Figure collection entries:
::::::

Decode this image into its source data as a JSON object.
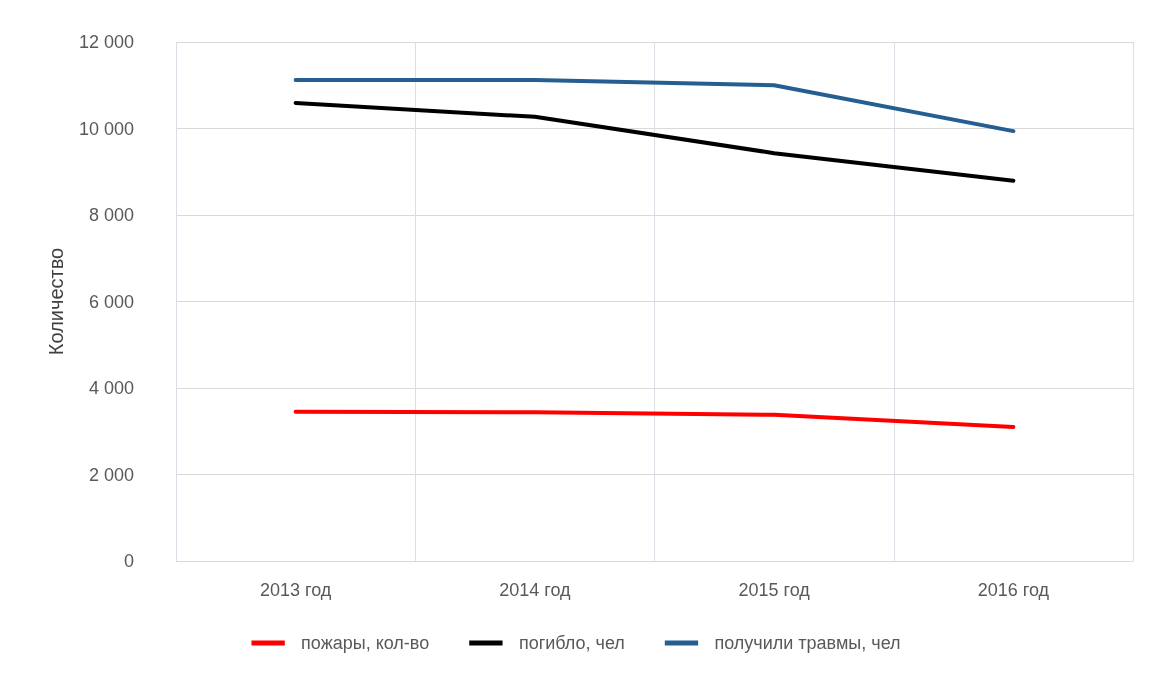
{
  "chart_data": {
    "type": "line",
    "ylabel": "Количество",
    "categories": [
      "2013 год",
      "2014 год",
      "2015 год",
      "2016 год"
    ],
    "series": [
      {
        "name": "пожары, кол-во",
        "color": "#ff0000",
        "values": [
          3450,
          3440,
          3380,
          3100
        ]
      },
      {
        "name": "погибло, чел",
        "color": "#000000",
        "values": [
          10590,
          10270,
          9430,
          8790
        ]
      },
      {
        "name": "получили травмы, чел",
        "color": "#255e91",
        "values": [
          11120,
          11120,
          11000,
          9940
        ]
      }
    ],
    "ylim": [
      0,
      12000
    ],
    "yticks": [
      0,
      {
        "value": 2000,
        "label": "2 000"
      },
      {
        "value": 4000,
        "label": "4 000"
      },
      {
        "value": 6000,
        "label": "6 000"
      },
      {
        "value": 8000,
        "label": "8 000"
      },
      {
        "value": 10000,
        "label": "10 000"
      },
      {
        "value": 12000,
        "label": "12 000"
      }
    ],
    "grid": true,
    "legend": "bottom",
    "marker": "none",
    "line_style": "solid"
  }
}
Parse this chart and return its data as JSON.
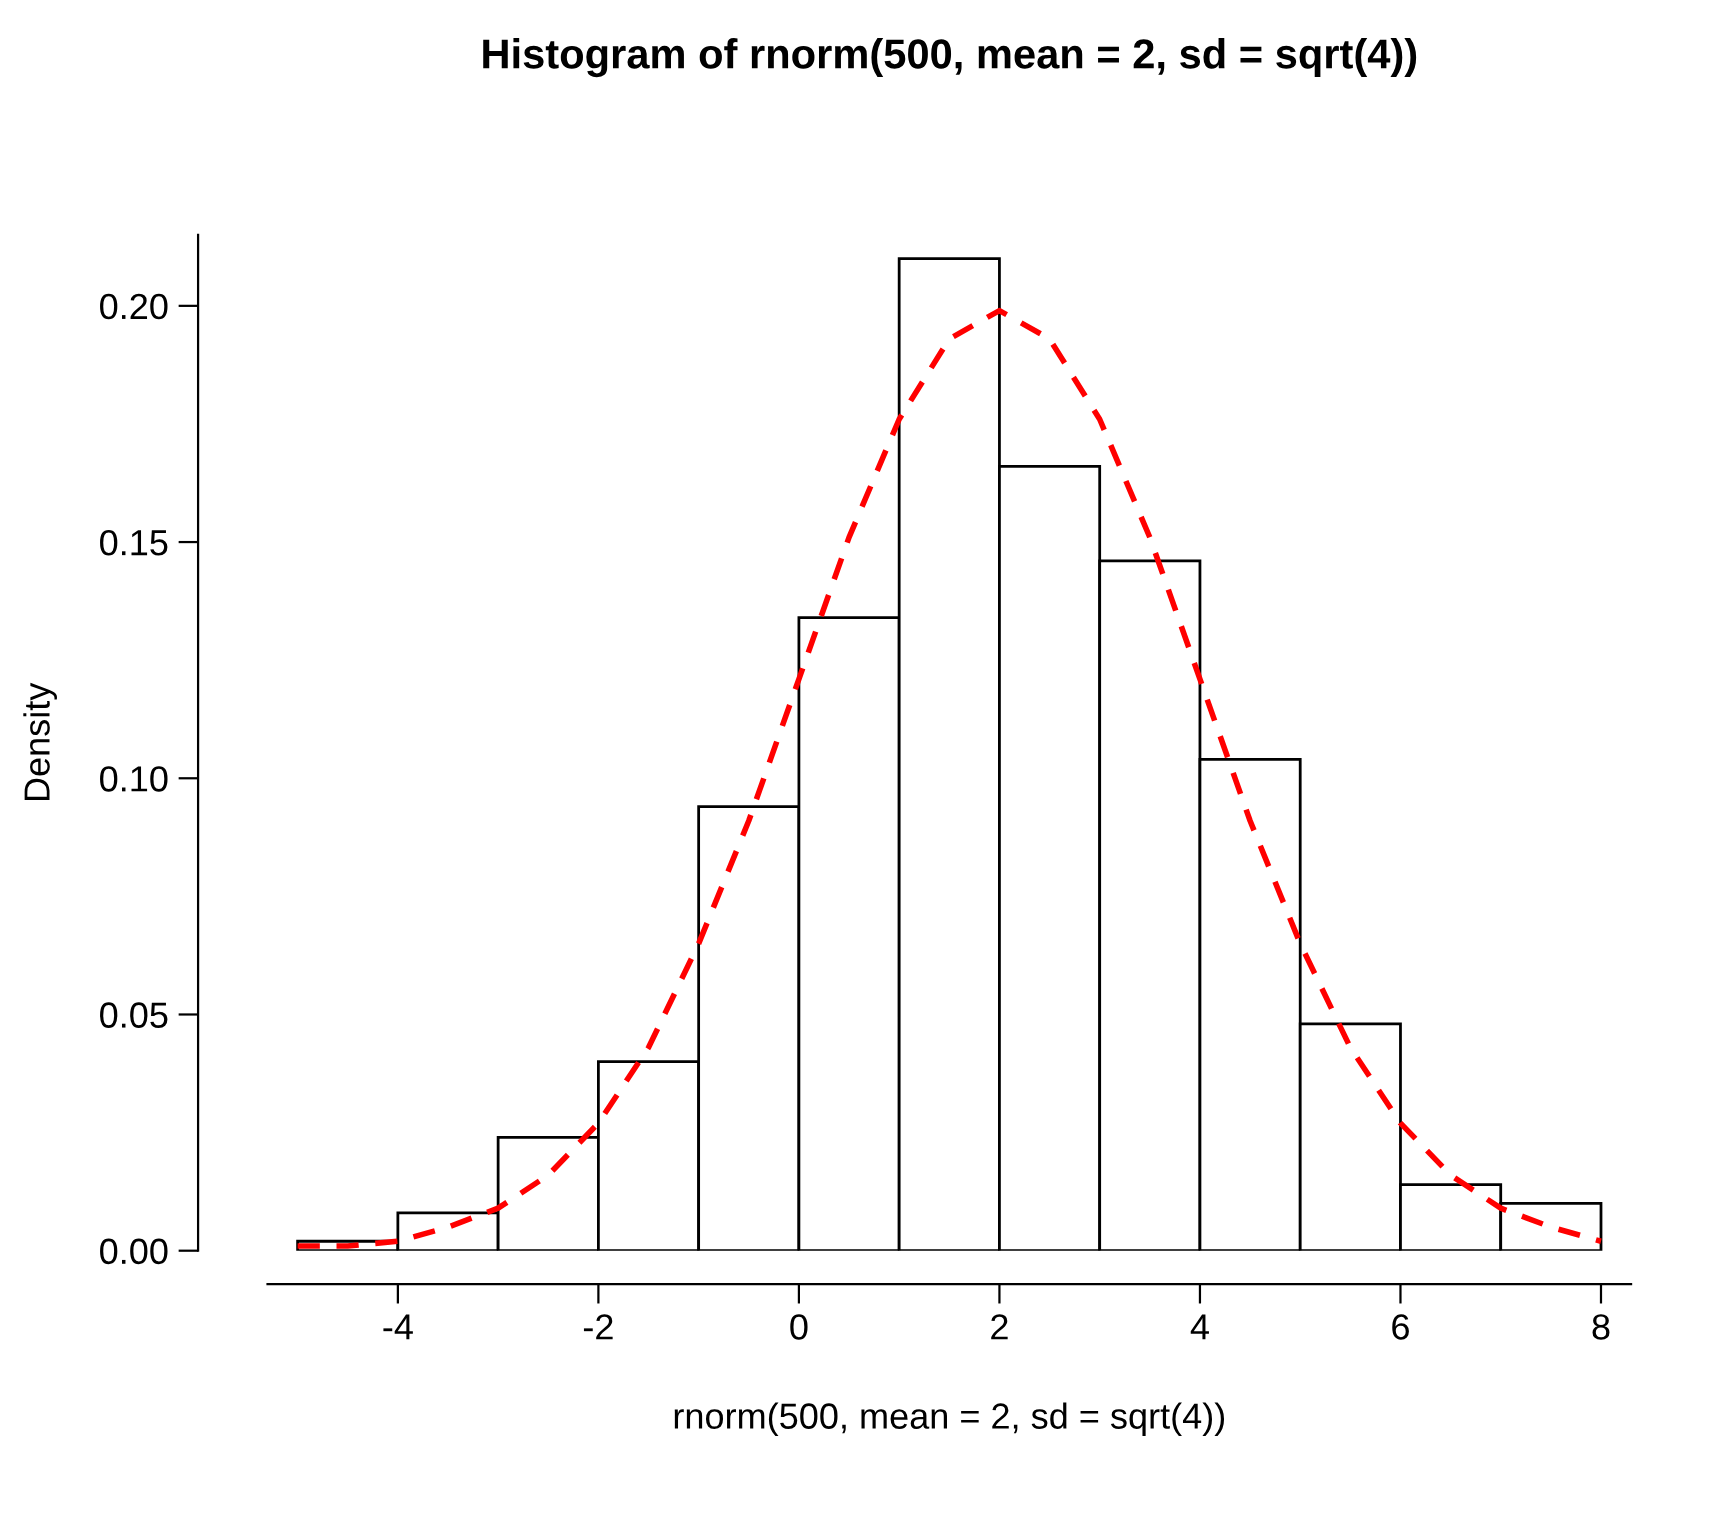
{
  "chart_data": {
    "type": "histogram",
    "title": "Histogram of rnorm(500, mean = 2, sd = sqrt(4))",
    "xlabel": "rnorm(500, mean = 2, sd = sqrt(4))",
    "ylabel": "Density",
    "bins": [
      -5,
      -4,
      -3,
      -2,
      -1,
      0,
      1,
      2,
      3,
      4,
      5,
      6,
      7,
      8
    ],
    "values": [
      0.002,
      0.008,
      0.024,
      0.04,
      0.094,
      0.134,
      0.21,
      0.166,
      0.146,
      0.104,
      0.048,
      0.014,
      0.01
    ],
    "color": "#ffffff",
    "series": [
      {
        "type": "line",
        "color": "#ff0000",
        "line_style": "dashed",
        "x": [
          -5,
          -4.5,
          -4,
          -3.5,
          -3,
          -2.5,
          -2,
          -1.5,
          -1,
          -0.5,
          0,
          0.5,
          1,
          1.5,
          2,
          2.5,
          3,
          3.5,
          4,
          4.5,
          5,
          5.5,
          6,
          6.5,
          7,
          7.5,
          8
        ],
        "values": [
          0.001,
          0.001,
          0.002,
          0.005,
          0.009,
          0.016,
          0.027,
          0.043,
          0.065,
          0.091,
          0.121,
          0.151,
          0.176,
          0.193,
          0.199,
          0.193,
          0.176,
          0.151,
          0.121,
          0.091,
          0.065,
          0.043,
          0.027,
          0.016,
          0.009,
          0.005,
          0.002
        ]
      }
    ],
    "xlim": [
      -5.3,
      8.3
    ],
    "ylim": [
      0,
      0.215
    ],
    "xticks": [
      -4,
      -2,
      0,
      2,
      4,
      6,
      8
    ],
    "yticks": [
      {
        "value": 0,
        "label": "0.00"
      },
      {
        "value": 0.05,
        "label": "0.05"
      },
      {
        "value": 0.1,
        "label": "0.10"
      },
      {
        "value": 0.15,
        "label": "0.15"
      },
      {
        "value": 0.2,
        "label": "0.20"
      }
    ],
    "grid": false
  }
}
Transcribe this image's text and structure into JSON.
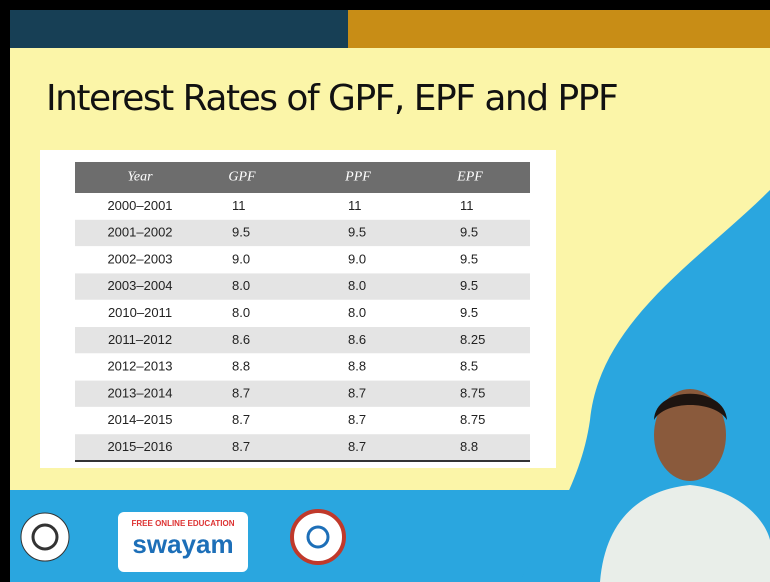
{
  "header": {
    "title": "Interest Rates of GPF, EPF and PPF"
  },
  "table": {
    "columns": [
      "Year",
      "GPF",
      "PPF",
      "EPF"
    ],
    "rows": [
      [
        "2000–2001",
        "11",
        "11",
        "11"
      ],
      [
        "2001–2002",
        "9.5",
        "9.5",
        "9.5"
      ],
      [
        "2002–2003",
        "9.0",
        "9.0",
        "9.5"
      ],
      [
        "2003–2004",
        "8.0",
        "8.0",
        "9.5"
      ],
      [
        "2010–2011",
        "8.0",
        "8.0",
        "9.5"
      ],
      [
        "2011–2012",
        "8.6",
        "8.6",
        "8.25"
      ],
      [
        "2012–2013",
        "8.8",
        "8.8",
        "8.5"
      ],
      [
        "2013–2014",
        "8.7",
        "8.7",
        "8.75"
      ],
      [
        "2014–2015",
        "8.7",
        "8.7",
        "8.75"
      ],
      [
        "2015–2016",
        "8.7",
        "8.7",
        "8.8"
      ]
    ]
  },
  "footer": {
    "logo_tagline": "FREE ONLINE EDUCATION",
    "logo_name": "swayam"
  }
}
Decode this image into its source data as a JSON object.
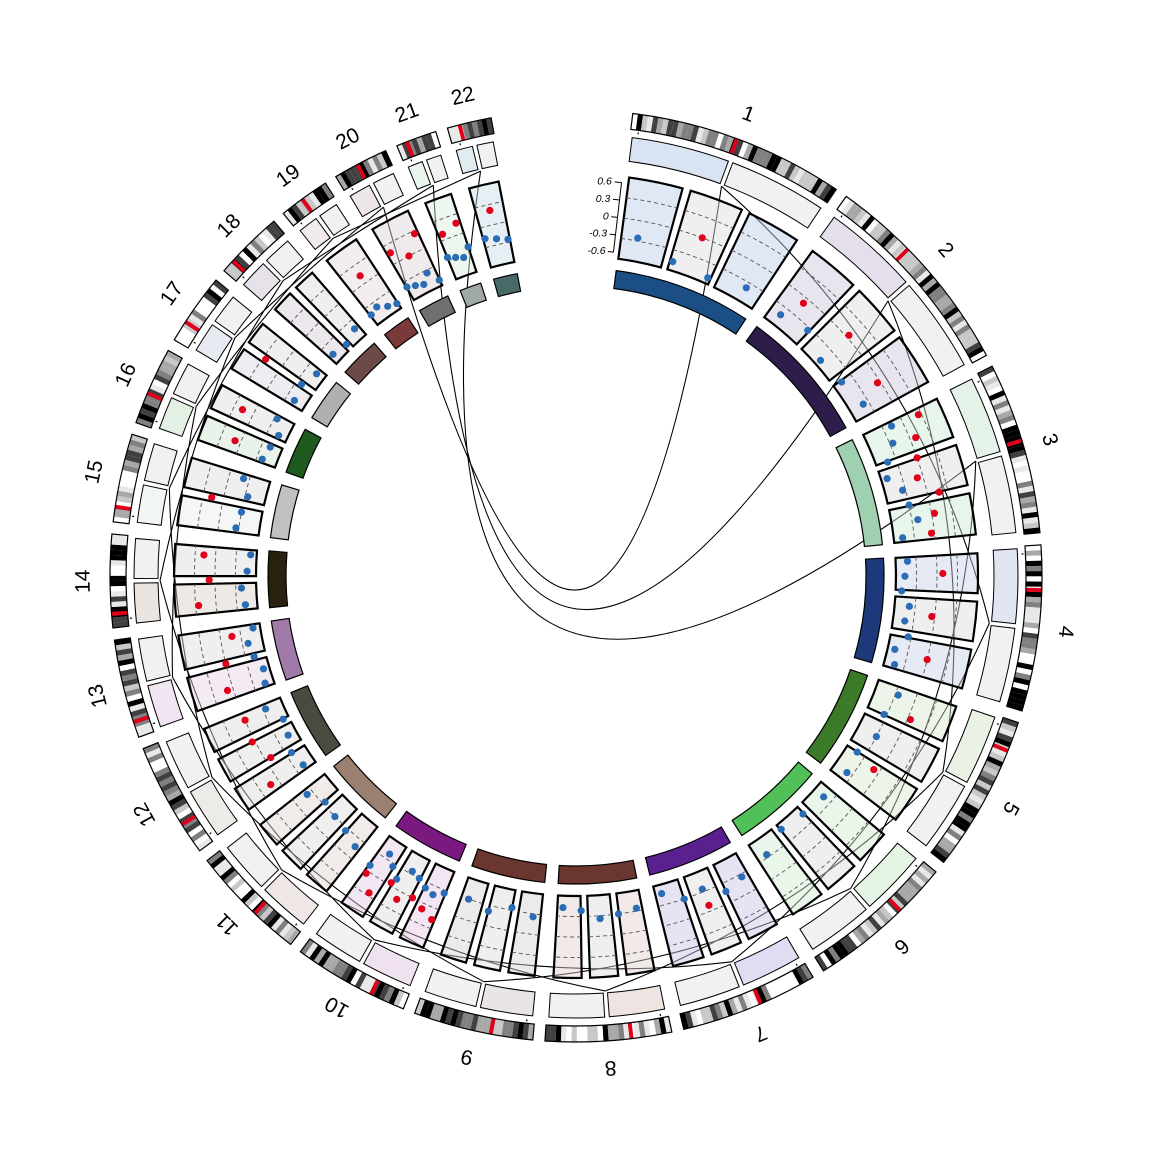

::::::

## [Do this]
From the entries above, copy out every line where the string "sqrt" appears.

## [Result]
    "title": "Histogram of rnorm(500, mean = 2, sd = sqrt(4))",
    "xlabel": "rnorm(500, mean = 2, sd = sqrt(4))",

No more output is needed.